**STATED GOAL:**
From the entries below, copy out every line with "tanto" in it.
- - -
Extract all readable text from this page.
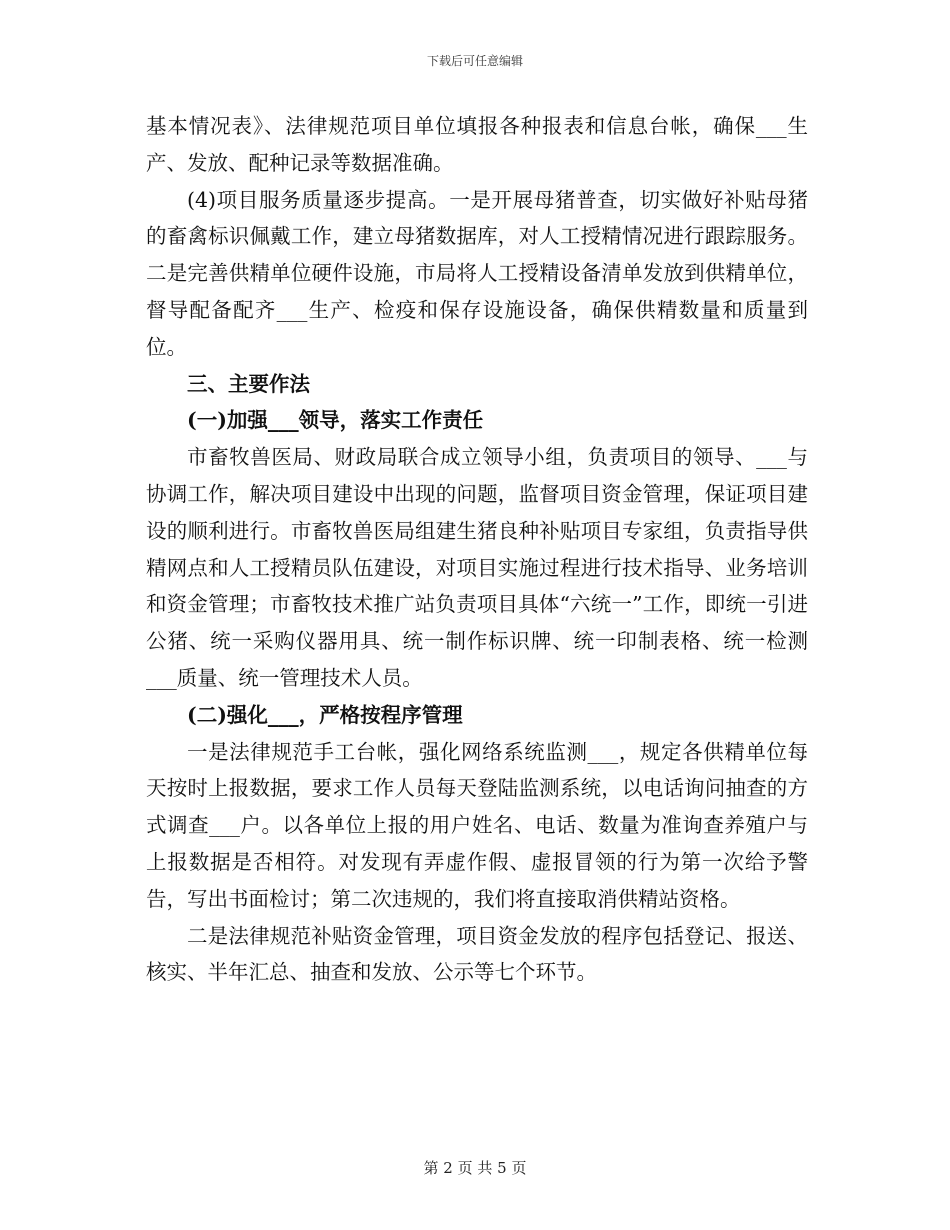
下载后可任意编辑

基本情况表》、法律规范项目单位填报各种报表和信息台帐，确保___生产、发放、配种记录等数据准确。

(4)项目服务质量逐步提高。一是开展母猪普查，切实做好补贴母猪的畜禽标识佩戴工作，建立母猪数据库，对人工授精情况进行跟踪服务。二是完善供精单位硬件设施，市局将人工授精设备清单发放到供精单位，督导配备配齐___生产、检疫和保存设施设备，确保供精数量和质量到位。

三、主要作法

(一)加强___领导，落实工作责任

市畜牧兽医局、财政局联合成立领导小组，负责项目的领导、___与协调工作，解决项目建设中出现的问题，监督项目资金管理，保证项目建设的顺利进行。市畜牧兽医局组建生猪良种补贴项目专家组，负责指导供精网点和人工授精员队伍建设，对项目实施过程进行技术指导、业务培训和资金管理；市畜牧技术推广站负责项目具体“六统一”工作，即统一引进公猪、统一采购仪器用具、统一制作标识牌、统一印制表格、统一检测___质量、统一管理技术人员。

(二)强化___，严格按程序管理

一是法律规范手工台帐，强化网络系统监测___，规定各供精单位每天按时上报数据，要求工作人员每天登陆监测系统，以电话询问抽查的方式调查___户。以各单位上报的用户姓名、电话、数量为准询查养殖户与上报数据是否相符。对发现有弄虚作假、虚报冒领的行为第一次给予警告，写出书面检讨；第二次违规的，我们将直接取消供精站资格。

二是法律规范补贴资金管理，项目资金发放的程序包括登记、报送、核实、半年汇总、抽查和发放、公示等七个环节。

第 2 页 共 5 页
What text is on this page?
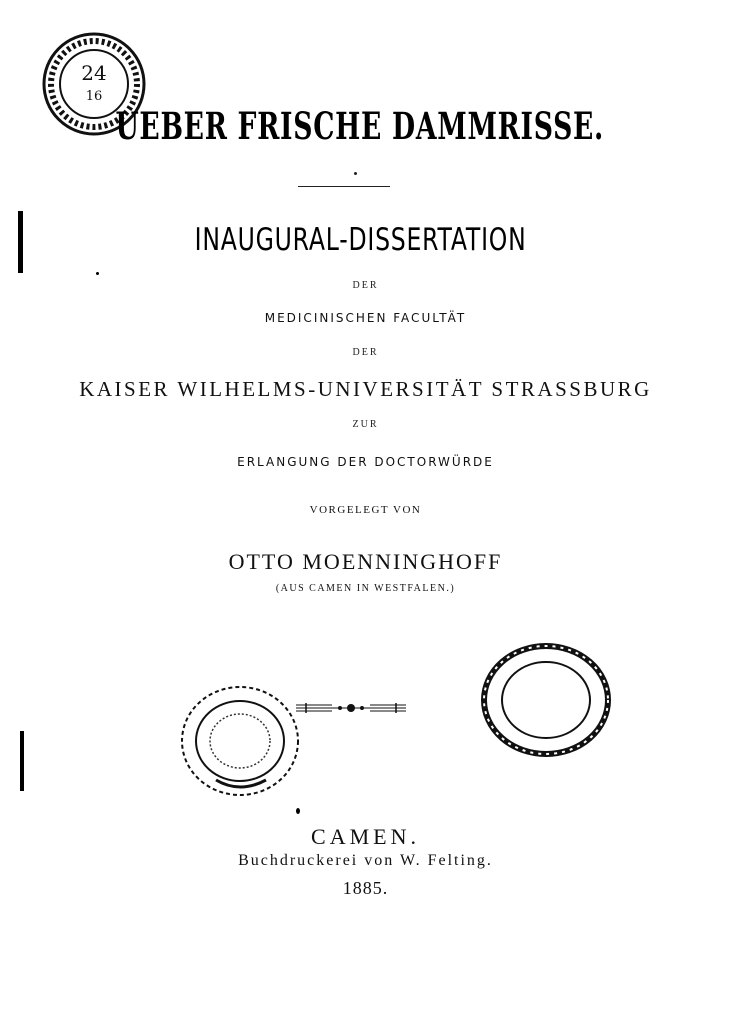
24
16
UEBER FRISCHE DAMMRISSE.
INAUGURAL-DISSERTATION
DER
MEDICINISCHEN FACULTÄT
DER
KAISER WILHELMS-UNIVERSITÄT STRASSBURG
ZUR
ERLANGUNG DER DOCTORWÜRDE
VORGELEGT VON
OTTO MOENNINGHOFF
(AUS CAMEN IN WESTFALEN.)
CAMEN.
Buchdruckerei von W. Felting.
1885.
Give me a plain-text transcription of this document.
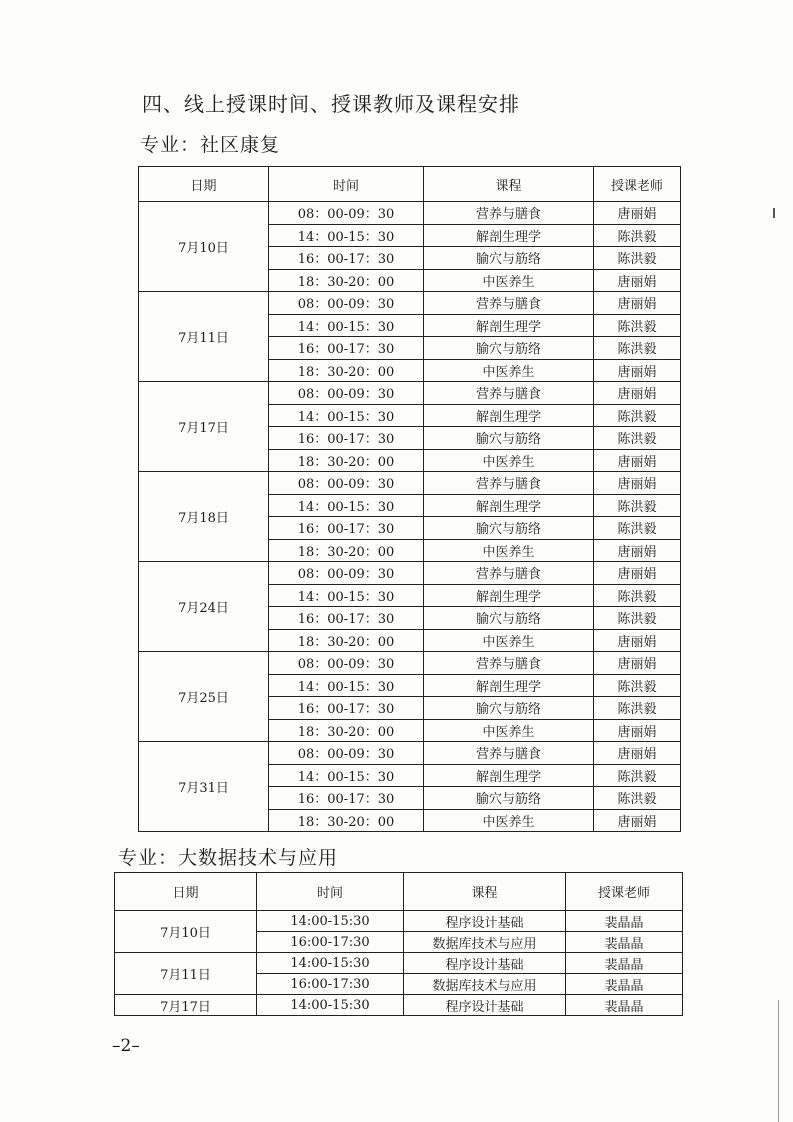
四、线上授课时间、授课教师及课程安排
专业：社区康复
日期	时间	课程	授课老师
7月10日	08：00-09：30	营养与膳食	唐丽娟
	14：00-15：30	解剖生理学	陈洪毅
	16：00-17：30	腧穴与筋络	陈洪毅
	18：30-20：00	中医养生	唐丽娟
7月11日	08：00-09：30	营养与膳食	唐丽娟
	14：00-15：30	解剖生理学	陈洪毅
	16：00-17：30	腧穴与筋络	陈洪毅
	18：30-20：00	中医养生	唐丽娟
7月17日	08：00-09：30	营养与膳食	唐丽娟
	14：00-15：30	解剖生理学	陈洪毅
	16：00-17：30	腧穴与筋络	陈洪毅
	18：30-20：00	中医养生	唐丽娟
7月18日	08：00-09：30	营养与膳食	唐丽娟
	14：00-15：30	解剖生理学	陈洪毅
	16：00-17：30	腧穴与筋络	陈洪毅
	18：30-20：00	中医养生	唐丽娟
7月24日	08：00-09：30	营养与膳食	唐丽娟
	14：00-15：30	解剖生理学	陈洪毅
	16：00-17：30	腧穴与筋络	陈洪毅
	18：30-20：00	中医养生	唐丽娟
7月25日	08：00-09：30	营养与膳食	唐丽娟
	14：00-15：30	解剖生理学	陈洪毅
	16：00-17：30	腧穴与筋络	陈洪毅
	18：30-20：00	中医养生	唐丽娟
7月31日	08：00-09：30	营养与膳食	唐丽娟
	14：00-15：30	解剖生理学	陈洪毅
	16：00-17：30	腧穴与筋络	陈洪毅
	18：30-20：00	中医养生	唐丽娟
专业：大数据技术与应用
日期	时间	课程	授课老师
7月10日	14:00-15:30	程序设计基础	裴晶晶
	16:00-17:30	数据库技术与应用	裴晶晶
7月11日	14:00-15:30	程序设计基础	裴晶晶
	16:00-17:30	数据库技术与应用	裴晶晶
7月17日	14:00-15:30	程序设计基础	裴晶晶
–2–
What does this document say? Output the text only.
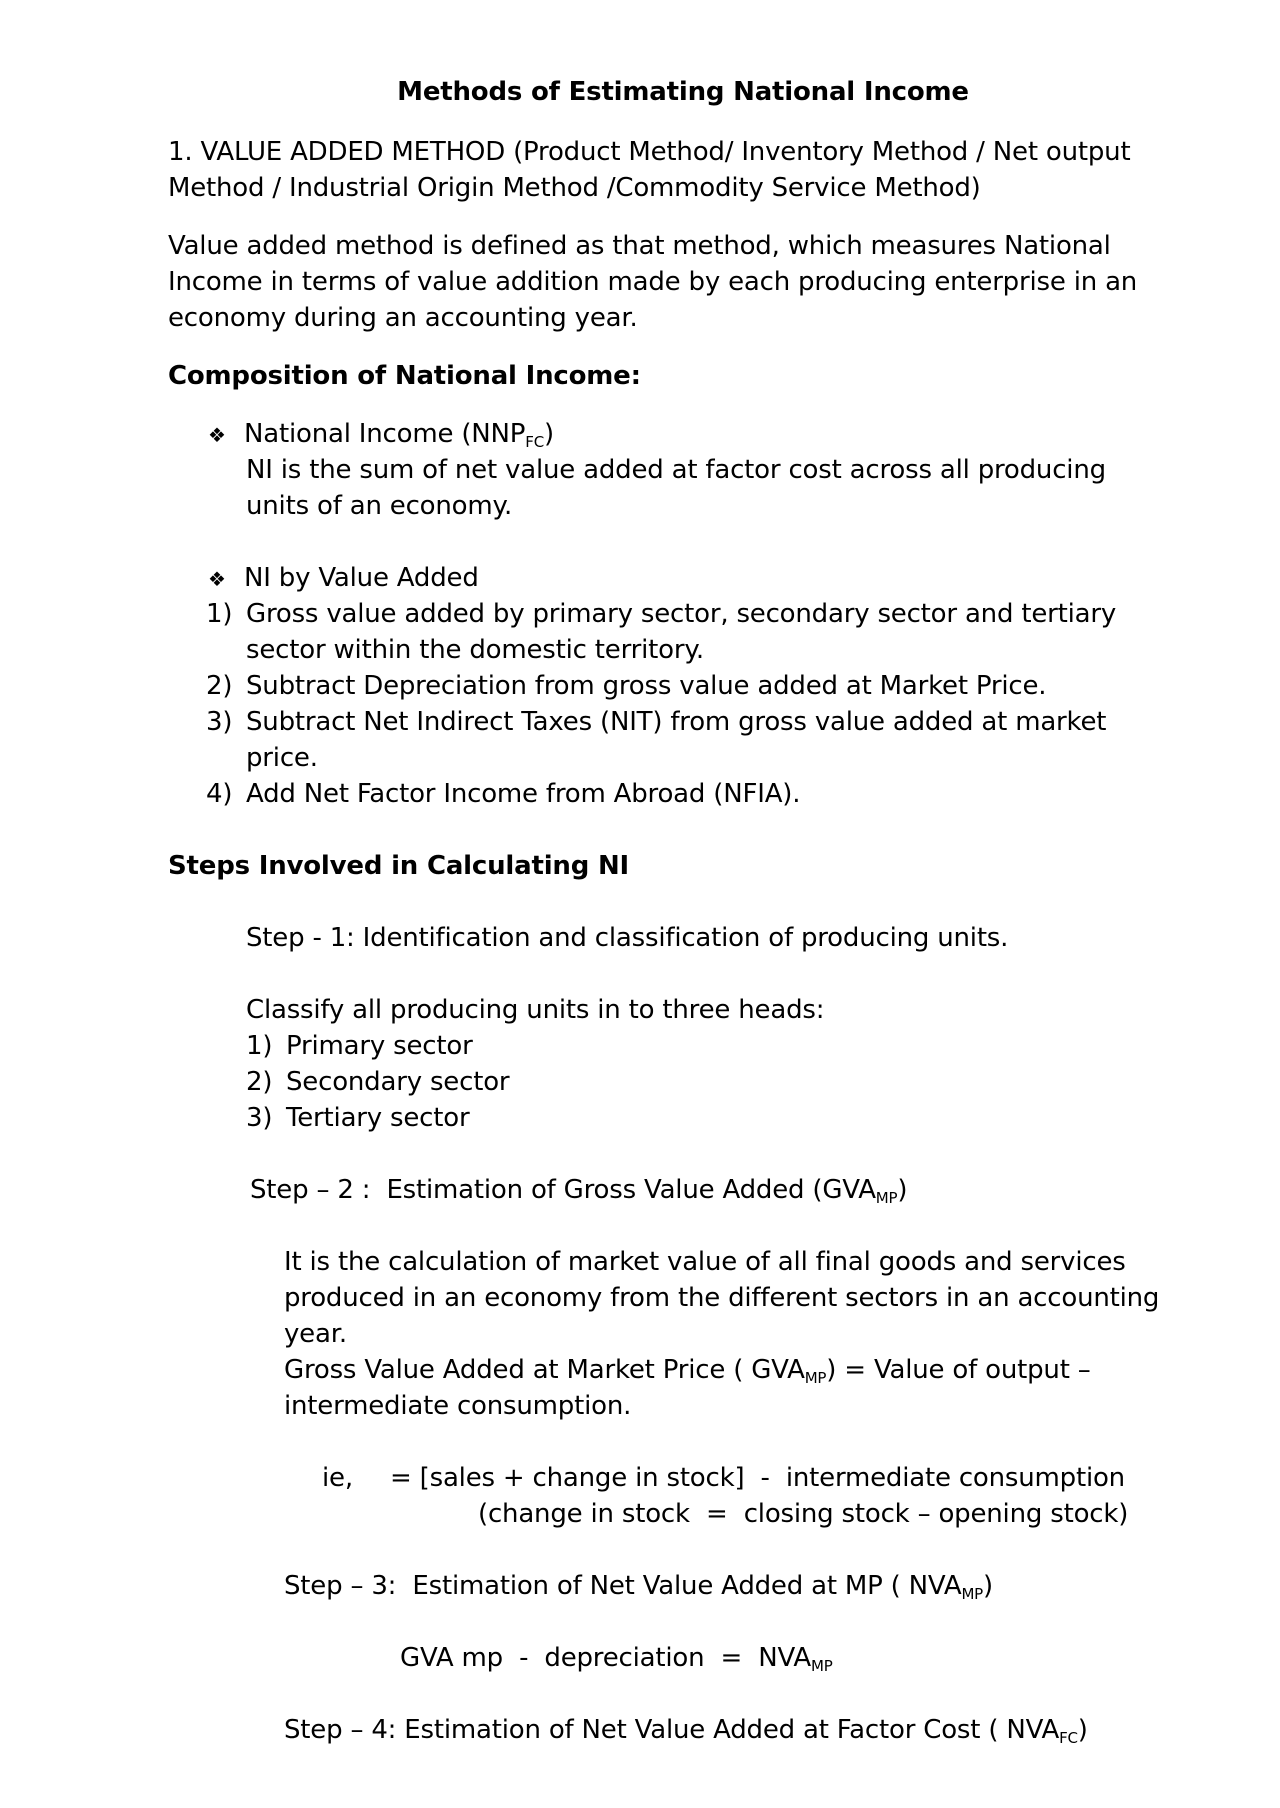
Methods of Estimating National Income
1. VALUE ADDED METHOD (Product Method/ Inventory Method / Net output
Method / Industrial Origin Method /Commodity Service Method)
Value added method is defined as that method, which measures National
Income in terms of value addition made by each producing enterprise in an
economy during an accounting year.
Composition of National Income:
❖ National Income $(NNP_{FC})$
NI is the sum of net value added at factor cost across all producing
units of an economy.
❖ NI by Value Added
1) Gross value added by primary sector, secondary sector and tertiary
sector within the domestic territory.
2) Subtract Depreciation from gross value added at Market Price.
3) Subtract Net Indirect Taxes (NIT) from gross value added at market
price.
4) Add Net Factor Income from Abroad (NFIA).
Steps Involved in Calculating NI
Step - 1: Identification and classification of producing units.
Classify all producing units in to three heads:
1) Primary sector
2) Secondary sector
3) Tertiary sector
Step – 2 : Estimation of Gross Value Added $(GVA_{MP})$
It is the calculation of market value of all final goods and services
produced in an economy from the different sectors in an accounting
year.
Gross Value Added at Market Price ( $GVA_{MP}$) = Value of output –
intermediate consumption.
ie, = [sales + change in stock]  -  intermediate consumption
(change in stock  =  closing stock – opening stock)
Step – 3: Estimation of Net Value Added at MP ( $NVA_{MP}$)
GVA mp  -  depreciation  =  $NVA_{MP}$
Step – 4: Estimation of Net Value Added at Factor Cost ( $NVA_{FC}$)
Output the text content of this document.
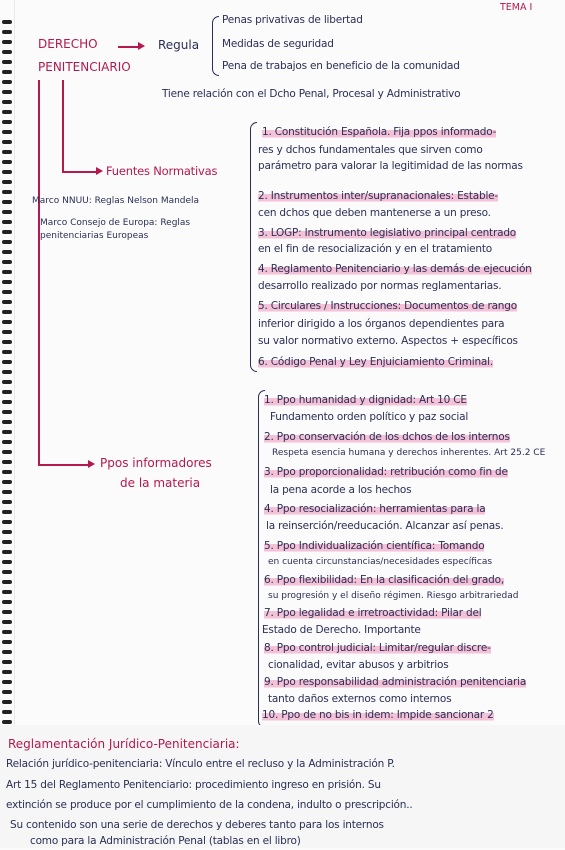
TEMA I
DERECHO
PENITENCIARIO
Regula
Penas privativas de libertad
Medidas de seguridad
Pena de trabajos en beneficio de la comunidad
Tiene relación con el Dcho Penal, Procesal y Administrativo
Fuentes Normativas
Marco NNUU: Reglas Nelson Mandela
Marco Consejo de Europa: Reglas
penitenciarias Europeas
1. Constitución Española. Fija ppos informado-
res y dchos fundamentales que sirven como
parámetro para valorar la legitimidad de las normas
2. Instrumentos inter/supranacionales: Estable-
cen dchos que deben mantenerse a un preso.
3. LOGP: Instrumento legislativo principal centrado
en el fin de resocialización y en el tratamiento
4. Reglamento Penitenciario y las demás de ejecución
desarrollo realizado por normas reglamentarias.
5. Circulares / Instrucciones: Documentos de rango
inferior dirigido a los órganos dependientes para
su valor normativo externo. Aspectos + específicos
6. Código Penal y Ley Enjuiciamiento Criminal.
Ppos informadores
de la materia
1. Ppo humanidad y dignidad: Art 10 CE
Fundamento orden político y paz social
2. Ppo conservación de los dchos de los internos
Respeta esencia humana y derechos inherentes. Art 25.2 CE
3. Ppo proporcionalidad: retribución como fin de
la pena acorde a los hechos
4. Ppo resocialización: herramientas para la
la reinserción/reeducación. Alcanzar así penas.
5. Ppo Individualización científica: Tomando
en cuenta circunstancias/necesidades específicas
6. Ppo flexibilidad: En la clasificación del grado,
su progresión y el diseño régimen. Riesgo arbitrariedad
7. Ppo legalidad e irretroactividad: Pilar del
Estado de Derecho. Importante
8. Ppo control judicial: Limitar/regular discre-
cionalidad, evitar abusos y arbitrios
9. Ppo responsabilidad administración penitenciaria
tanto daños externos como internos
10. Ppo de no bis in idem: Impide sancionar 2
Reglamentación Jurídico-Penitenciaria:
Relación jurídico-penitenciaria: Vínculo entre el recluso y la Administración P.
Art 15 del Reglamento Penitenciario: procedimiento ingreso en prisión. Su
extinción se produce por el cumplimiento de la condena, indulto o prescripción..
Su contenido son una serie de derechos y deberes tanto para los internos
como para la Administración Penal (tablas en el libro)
- - -
**REPLY TO THE EXERCISE:**
tanto daños externos como internos
Su contenido son una serie de derechos y deberes tanto para los internos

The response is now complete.